··· Items ···

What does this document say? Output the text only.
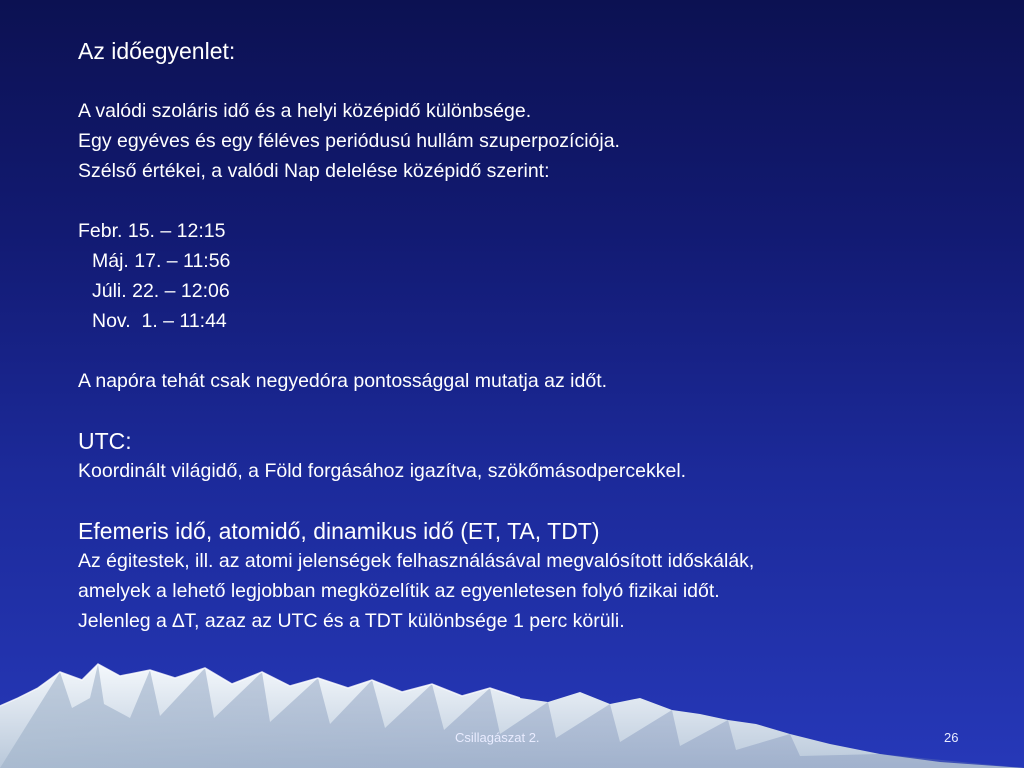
Az időegyenlet:

A valódi szoláris idő és a helyi középidő különbsége.

Egy egyéves és egy féléves periódusú hullám szuperpozíciója.

Szélső értékei, a valódi Nap delelése középidő szerint:

Febr. 15. – 12:15

Máj. 17. – 11:56

Júli. 22. – 12:06

Nov.  1. – 11:44

A napóra tehát csak negyedóra pontossággal mutatja az időt.

UTC:

Koordinált világidő, a Föld forgásához igazítva, szökőmásodpercekkel.

Efemeris idő, atomidő, dinamikus idő (ET, TA, TDT)

Az égitestek, ill. az atomi jelenségek felhasználásával megvalósított időskálák,

amelyek a lehető legjobban megközelítik az egyenletesen folyó fizikai időt.

Jelenleg a ∆T, azaz az UTC és a TDT különbsége 1 perc körüli.

Csillagászat 2.	26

···

Problem to work on: Show all lines in the entries above where the string "különbsége" appears.

Solution to this problem:
A valódi szoláris idő és a helyi középidő különbsége.
Jelenleg a ∆T, azaz az UTC és a TDT különbsége 1 perc körüli.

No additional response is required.